(Dataset listings of figures)
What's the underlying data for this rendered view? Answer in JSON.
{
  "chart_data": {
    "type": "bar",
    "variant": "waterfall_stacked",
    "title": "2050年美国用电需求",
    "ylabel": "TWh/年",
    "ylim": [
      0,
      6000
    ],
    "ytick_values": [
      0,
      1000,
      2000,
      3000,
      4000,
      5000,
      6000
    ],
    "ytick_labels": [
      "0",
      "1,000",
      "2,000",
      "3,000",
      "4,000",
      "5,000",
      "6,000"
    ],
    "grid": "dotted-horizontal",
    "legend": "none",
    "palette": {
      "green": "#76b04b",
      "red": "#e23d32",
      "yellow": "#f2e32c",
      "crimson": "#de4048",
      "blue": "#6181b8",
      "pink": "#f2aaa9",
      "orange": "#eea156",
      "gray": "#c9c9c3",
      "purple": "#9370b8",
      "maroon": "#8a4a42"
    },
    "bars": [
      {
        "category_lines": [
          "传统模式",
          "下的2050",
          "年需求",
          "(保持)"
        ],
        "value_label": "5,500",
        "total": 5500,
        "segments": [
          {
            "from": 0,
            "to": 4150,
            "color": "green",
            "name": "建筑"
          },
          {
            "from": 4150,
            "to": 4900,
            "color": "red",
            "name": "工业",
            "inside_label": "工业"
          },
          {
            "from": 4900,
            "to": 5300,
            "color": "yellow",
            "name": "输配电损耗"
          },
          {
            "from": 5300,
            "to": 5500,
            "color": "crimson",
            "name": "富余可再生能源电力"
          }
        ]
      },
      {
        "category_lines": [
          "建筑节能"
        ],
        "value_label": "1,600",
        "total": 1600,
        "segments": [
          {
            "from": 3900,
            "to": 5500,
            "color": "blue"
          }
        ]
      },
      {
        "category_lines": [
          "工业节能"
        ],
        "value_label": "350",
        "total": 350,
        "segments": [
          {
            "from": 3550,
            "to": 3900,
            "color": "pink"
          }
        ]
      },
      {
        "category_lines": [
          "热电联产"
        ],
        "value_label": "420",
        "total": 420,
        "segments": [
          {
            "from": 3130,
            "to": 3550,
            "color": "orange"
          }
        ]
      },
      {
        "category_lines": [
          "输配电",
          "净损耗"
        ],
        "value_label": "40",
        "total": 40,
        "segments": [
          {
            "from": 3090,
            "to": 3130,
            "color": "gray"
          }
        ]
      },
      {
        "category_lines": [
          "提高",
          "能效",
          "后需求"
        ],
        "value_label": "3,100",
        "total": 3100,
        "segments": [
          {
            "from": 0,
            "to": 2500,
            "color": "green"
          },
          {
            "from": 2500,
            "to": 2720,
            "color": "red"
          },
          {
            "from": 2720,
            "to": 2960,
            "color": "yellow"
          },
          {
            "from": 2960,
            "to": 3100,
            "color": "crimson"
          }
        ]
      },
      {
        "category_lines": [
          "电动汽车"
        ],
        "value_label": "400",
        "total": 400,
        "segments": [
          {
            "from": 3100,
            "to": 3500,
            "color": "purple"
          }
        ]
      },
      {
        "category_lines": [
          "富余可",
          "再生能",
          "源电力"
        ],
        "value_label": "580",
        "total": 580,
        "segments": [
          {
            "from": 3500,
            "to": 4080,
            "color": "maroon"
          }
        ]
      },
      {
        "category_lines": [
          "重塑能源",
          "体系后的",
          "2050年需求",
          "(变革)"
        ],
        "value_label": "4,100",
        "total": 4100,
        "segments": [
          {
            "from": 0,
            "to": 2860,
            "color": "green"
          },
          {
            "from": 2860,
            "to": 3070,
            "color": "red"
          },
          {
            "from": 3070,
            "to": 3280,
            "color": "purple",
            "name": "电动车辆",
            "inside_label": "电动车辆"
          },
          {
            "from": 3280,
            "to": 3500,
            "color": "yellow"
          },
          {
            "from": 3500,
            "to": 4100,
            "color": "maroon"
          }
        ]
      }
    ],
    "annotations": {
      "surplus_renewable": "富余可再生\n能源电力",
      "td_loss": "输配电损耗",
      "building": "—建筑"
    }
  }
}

Requirement
Write out each line of the data above again, exactly as given.

Reply
What's the underlying data for this rendered view? Answer in JSON.
{
  "chart_data": {
    "type": "bar",
    "variant": "waterfall_stacked",
    "title": "2050年美国用电需求",
    "ylabel": "TWh/年",
    "ylim": [
      0,
      6000
    ],
    "ytick_values": [
      0,
      1000,
      2000,
      3000,
      4000,
      5000,
      6000
    ],
    "ytick_labels": [
      "0",
      "1,000",
      "2,000",
      "3,000",
      "4,000",
      "5,000",
      "6,000"
    ],
    "grid": "dotted-horizontal",
    "legend": "none",
    "palette": {
      "green": "#76b04b",
      "red": "#e23d32",
      "yellow": "#f2e32c",
      "crimson": "#de4048",
      "blue": "#6181b8",
      "pink": "#f2aaa9",
      "orange": "#eea156",
      "gray": "#c9c9c3",
      "purple": "#9370b8",
      "maroon": "#8a4a42"
    },
    "bars": [
      {
        "category_lines": [
          "传统模式",
          "下的2050",
          "年需求",
          "(保持)"
        ],
        "value_label": "5,500",
        "total": 5500,
        "segments": [
          {
            "from": 0,
            "to": 4150,
            "color": "green",
            "name": "建筑"
          },
          {
            "from": 4150,
            "to": 4900,
            "color": "red",
            "name": "工业",
            "inside_label": "工业"
          },
          {
            "from": 4900,
            "to": 5300,
            "color": "yellow",
            "name": "输配电损耗"
          },
          {
            "from": 5300,
            "to": 5500,
            "color": "crimson",
            "name": "富余可再生能源电力"
          }
        ]
      },
      {
        "category_lines": [
          "建筑节能"
        ],
        "value_label": "1,600",
        "total": 1600,
        "segments": [
          {
            "from": 3900,
            "to": 5500,
            "color": "blue"
          }
        ]
      },
      {
        "category_lines": [
          "工业节能"
        ],
        "value_label": "350",
        "total": 350,
        "segments": [
          {
            "from": 3550,
            "to": 3900,
            "color": "pink"
          }
        ]
      },
      {
        "category_lines": [
          "热电联产"
        ],
        "value_label": "420",
        "total": 420,
        "segments": [
          {
            "from": 3130,
            "to": 3550,
            "color": "orange"
          }
        ]
      },
      {
        "category_lines": [
          "输配电",
          "净损耗"
        ],
        "value_label": "40",
        "total": 40,
        "segments": [
          {
            "from": 3090,
            "to": 3130,
            "color": "gray"
          }
        ]
      },
      {
        "category_lines": [
          "提高",
          "能效",
          "后需求"
        ],
        "value_label": "3,100",
        "total": 3100,
        "segments": [
          {
            "from": 0,
            "to": 2500,
            "color": "green"
          },
          {
            "from": 2500,
            "to": 2720,
            "color": "red"
          },
          {
            "from": 2720,
            "to": 2960,
            "color": "yellow"
          },
          {
            "from": 2960,
            "to": 3100,
            "color": "crimson"
          }
        ]
      },
      {
        "category_lines": [
          "电动汽车"
        ],
        "value_label": "400",
        "total": 400,
        "segments": [
          {
            "from": 3100,
            "to": 3500,
            "color": "purple"
          }
        ]
      },
      {
        "category_lines": [
          "富余可",
          "再生能",
          "源电力"
        ],
        "value_label": "580",
        "total": 580,
        "segments": [
          {
            "from": 3500,
            "to": 4080,
            "color": "maroon"
          }
        ]
      },
      {
        "category_lines": [
          "重塑能源",
          "体系后的",
          "2050年需求",
          "(变革)"
        ],
        "value_label": "4,100",
        "total": 4100,
        "segments": [
          {
            "from": 0,
            "to": 2860,
            "color": "green"
          },
          {
            "from": 2860,
            "to": 3070,
            "color": "red"
          },
          {
            "from": 3070,
            "to": 3280,
            "color": "purple",
            "name": "电动车辆",
            "inside_label": "电动车辆"
          },
          {
            "from": 3280,
            "to": 3500,
            "color": "yellow"
          },
          {
            "from": 3500,
            "to": 4100,
            "color": "maroon"
          }
        ]
      }
    ],
    "annotations": {
      "surplus_renewable": "富余可再生\n能源电力",
      "td_loss": "输配电损耗",
      "building": "—建筑"
    }
  }
}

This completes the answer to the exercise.